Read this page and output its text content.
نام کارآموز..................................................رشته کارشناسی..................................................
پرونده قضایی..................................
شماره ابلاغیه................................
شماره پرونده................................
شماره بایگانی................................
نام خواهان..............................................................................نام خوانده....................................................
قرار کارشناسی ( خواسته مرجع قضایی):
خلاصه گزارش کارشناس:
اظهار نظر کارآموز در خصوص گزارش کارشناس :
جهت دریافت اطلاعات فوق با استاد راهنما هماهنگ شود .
..............................
Stated task:
Write out the listing once more, matching it exactly.

The solution:
Read this page and output its text content.
نام کارآموز..................................................رشته کارشناسی..................................................
پرونده قضایی..................................
شماره ابلاغیه................................
شماره پرونده................................
شماره بایگانی................................
نام خواهان..............................................................................نام خوانده....................................................
قرار کارشناسی ( خواسته مرجع قضایی):
خلاصه گزارش کارشناس:
اظهار نظر کارآموز در خصوص گزارش کارشناس :
جهت دریافت اطلاعات فوق با استاد راهنما هماهنگ شود .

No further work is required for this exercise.